GIVEN PROBLEM -
Pull out the lines below from the one containing "543, 410, 554]" through the one containing "520, 194, 531]", both ends included, and reproduce them character for character.

-- -- --

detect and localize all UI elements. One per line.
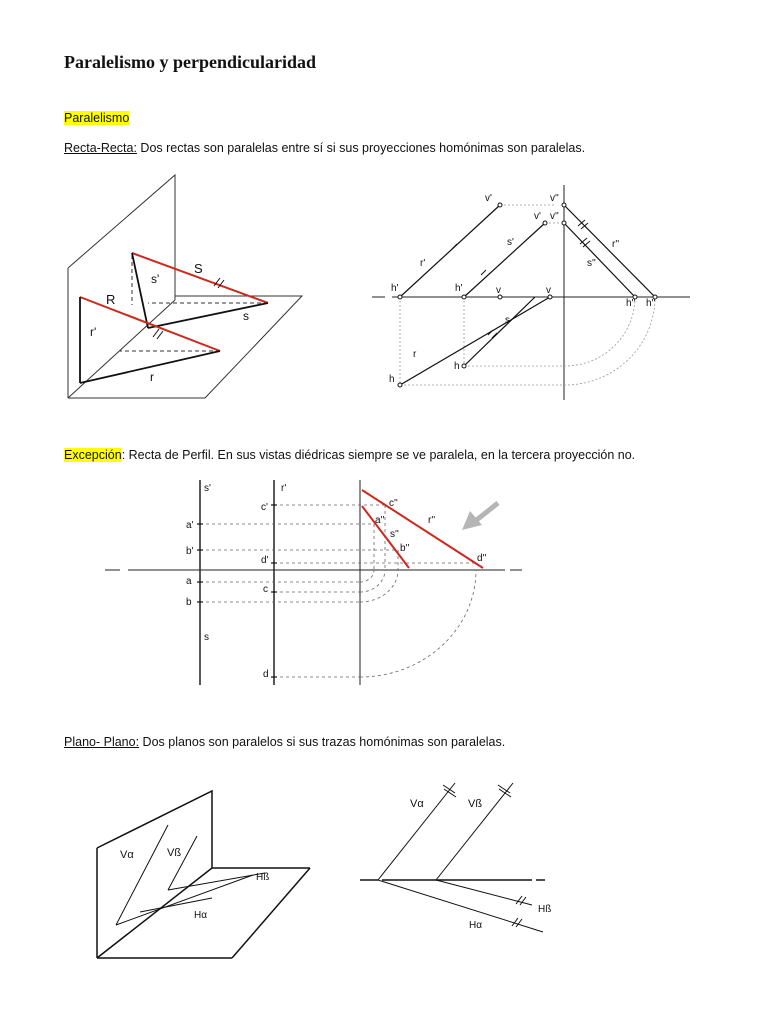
fig3-b-2prime: b''	[400, 543, 410, 554]
paralelismo-heading: Paralelismo	[64, 111, 130, 125]
fig3-a-2prime: a''	[375, 515, 385, 526]
fig2-s: s	[505, 315, 510, 326]
fig1-label-r-prime: r'	[90, 325, 97, 339]
fig3-a: a	[186, 576, 192, 587]
fig3-a-prime: a'	[186, 520, 194, 531]
fig2-h-2: h	[454, 361, 460, 372]
fig2-v-prime-1: v'	[485, 193, 492, 204]
fig1-label-S: S	[194, 261, 203, 276]
fig2-v-prime-2: v'	[534, 211, 541, 222]
fig2-v-2prime-2: v''	[550, 211, 559, 222]
plano-plano-lead: Plano- Plano:	[64, 735, 140, 749]
fig2-r-prime: r'	[420, 258, 426, 269]
excepcion-lead: Excepción	[64, 448, 122, 462]
fig1-label-s: s	[243, 309, 249, 323]
fig2-v-1: v	[496, 285, 501, 296]
fig2-h-2prime-2: h''	[646, 298, 656, 309]
fig2-h-prime-2: h'	[455, 283, 463, 294]
fig5-va: Vα	[410, 798, 424, 810]
fig4-vb: Vß	[167, 847, 182, 859]
fig4-hb: Hß	[256, 872, 270, 883]
fig3-d-2prime: d''	[477, 553, 487, 564]
excepcion-text: : Recta de Perfil. En sus vistas diédricas siempre se ve paralela, en la tercera proyección no.	[121, 448, 636, 462]
fig2-h-prime-1: h'	[391, 283, 399, 294]
fig3-b-prime: b'	[186, 546, 194, 557]
fig4-va: Vα	[120, 849, 134, 861]
fig3-d: d	[263, 669, 269, 680]
fig2-s-2prime: s''	[587, 258, 596, 269]
plano-plano-text: Dos planos son paralelos si sus trazas homónimas son paralelas.	[139, 735, 506, 749]
fig2-r: r	[413, 349, 417, 360]
fig3-r-2prime: r''	[428, 515, 436, 526]
fig2-s-prime: s'	[507, 237, 514, 248]
fig3-b: b	[186, 597, 192, 608]
fig5-hb: Hß	[538, 904, 552, 915]
fig2-v-2: v	[546, 285, 551, 296]
fig5-vb: Vß	[468, 798, 483, 810]
fig3-s: s	[204, 632, 209, 643]
fig1-label-r: r	[150, 370, 154, 384]
fig4-ha: Hα	[194, 910, 208, 921]
fig5-ha: Hα	[469, 920, 483, 931]
fig1-label-s-prime: s'	[151, 272, 160, 286]
fig3-c-prime: c'	[261, 502, 268, 513]
fig2-h-2prime-1: h''	[626, 298, 636, 309]
fig1-label-R: R	[106, 292, 116, 307]
fig3-r-prime: r'	[281, 483, 287, 494]
fig2-h-1: h	[389, 374, 395, 385]
fig2-v-2prime-1: v''	[550, 193, 559, 204]
fig3-c-2prime: c''	[389, 498, 398, 509]
page-title: Paralelismo y perpendicularidad	[64, 52, 316, 72]
fig2-r-2prime: r''	[612, 239, 620, 250]
fig3-s-prime: s'	[204, 483, 211, 494]
recta-recta-text: Dos rectas son paralelas entre sí si sus proyecciones homónimas son paralelas.	[136, 141, 586, 155]
fig3-c: c	[263, 584, 268, 595]
fig3-d-prime: d'	[261, 555, 269, 566]
fig3-s-2prime: s''	[390, 529, 399, 540]
recta-recta-lead: Recta-Recta:	[64, 141, 137, 155]
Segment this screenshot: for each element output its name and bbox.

-- -- --

SOLUTION TO THE EXERCISE -
fig3-b-2prime: b''	[400, 543, 410, 554]
paralelismo-heading: Paralelismo	[64, 111, 130, 125]
fig3-a-2prime: a''	[375, 515, 385, 526]
fig2-s: s	[505, 315, 510, 326]
fig1-label-r-prime: r'	[90, 325, 97, 339]
fig3-a: a	[186, 576, 192, 587]
fig3-a-prime: a'	[186, 520, 194, 531]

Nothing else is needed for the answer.